Data excerpts:

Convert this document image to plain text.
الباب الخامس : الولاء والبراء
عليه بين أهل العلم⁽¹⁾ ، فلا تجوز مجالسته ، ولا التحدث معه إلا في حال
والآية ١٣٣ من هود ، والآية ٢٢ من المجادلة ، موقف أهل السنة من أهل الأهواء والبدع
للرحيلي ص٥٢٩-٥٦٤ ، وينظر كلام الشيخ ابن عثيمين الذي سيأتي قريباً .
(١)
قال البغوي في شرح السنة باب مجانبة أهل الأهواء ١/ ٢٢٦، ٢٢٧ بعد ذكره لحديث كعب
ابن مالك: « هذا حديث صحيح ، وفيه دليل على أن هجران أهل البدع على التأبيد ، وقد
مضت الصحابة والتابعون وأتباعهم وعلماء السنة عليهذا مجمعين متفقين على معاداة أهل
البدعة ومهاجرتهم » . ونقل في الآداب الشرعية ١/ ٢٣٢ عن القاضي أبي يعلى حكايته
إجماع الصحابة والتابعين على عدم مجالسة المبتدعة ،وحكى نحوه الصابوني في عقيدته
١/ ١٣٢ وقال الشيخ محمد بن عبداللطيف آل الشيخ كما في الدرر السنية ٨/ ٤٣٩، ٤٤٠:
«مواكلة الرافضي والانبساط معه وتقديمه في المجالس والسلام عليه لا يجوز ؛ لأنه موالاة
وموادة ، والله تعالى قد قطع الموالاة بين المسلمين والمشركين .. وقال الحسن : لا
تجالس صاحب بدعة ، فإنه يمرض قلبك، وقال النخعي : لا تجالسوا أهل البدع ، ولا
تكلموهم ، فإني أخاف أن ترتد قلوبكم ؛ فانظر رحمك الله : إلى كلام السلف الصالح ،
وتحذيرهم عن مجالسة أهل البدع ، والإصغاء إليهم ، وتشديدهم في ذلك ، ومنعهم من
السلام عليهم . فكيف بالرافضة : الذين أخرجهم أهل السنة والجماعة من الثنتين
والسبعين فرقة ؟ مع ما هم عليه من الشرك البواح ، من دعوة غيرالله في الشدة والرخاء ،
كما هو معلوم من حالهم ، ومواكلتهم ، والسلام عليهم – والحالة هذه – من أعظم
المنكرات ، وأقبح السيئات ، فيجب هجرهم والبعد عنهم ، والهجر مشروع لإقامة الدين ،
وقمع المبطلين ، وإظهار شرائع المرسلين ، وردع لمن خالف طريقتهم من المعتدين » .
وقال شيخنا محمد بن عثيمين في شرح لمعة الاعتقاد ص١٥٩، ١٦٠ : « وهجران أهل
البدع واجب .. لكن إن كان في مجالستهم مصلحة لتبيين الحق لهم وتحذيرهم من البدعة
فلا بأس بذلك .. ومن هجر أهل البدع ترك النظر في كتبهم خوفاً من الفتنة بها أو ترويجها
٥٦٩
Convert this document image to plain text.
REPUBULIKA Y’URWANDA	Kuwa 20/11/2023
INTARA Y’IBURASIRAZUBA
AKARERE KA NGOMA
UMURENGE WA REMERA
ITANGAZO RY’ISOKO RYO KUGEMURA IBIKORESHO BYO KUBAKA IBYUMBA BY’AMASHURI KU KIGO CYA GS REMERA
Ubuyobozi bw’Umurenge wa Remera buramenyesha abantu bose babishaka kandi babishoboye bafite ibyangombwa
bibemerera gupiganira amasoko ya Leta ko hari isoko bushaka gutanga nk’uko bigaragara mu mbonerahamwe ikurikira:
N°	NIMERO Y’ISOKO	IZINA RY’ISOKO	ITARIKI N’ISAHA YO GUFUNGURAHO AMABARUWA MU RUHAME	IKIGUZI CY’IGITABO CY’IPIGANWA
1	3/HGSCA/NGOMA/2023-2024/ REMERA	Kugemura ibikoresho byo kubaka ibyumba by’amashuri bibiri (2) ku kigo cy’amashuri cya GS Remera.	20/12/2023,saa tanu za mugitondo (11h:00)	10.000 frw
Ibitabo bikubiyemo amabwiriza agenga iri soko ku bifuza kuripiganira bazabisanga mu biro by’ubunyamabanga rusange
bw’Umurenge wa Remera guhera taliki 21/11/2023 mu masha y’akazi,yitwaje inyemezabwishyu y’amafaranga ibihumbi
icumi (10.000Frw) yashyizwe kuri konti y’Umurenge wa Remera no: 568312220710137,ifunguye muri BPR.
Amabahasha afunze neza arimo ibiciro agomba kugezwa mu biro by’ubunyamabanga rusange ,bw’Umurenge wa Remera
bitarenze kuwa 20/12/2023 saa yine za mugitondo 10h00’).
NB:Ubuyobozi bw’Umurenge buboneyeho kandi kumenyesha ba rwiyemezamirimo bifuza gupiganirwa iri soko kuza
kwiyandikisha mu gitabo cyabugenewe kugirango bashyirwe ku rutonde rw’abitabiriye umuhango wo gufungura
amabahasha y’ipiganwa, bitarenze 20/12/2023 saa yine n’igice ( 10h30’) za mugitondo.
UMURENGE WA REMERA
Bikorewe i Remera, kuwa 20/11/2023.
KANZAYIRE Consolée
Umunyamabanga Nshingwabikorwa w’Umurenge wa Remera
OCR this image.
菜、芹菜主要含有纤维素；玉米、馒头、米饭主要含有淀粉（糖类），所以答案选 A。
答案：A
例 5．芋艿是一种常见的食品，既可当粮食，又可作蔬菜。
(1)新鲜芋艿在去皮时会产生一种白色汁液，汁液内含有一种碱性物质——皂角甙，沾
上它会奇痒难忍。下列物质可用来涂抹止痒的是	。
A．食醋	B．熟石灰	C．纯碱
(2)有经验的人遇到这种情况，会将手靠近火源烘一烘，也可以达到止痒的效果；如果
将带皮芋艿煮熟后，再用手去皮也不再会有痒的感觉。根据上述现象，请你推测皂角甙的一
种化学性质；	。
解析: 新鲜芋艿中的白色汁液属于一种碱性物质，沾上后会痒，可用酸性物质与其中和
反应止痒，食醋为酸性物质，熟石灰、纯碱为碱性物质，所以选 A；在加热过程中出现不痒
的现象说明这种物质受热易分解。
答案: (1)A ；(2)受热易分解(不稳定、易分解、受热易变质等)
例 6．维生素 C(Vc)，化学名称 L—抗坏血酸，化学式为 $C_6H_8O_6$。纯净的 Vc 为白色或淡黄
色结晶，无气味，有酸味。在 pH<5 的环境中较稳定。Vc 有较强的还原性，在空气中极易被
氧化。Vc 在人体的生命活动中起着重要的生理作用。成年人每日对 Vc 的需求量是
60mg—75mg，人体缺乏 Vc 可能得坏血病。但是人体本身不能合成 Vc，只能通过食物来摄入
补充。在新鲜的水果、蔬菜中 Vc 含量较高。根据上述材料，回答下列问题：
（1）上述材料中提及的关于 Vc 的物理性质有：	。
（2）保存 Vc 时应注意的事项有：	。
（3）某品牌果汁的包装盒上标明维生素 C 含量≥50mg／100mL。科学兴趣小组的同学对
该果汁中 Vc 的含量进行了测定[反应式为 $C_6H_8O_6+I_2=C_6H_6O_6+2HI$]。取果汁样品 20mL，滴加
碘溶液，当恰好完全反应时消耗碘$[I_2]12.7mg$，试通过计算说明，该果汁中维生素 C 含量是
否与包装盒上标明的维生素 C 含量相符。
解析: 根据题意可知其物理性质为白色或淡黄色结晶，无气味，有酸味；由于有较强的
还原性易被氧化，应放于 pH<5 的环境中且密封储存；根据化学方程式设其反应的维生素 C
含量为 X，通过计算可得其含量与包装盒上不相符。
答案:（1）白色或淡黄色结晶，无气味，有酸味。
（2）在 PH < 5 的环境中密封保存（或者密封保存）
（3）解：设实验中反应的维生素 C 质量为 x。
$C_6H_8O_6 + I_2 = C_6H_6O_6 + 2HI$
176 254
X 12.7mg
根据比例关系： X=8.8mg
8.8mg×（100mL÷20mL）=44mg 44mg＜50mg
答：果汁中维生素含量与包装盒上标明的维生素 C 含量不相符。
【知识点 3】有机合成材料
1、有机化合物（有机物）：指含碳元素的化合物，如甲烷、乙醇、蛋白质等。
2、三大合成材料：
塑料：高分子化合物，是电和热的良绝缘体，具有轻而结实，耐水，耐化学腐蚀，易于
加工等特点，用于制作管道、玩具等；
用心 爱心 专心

What you will do: Write out every line of the preceding listing that contains "rusange".

Task answer:
Ibitabo bikubiyemo amabwiriza agenga iri soko ku bifuza kuripiganira bazabisanga mu biro by’ubunyamabanga rusange
Amabahasha afunze neza arimo ibiciro agomba kugezwa mu biro by’ubunyamabanga rusange ,bw’Umurenge wa Remera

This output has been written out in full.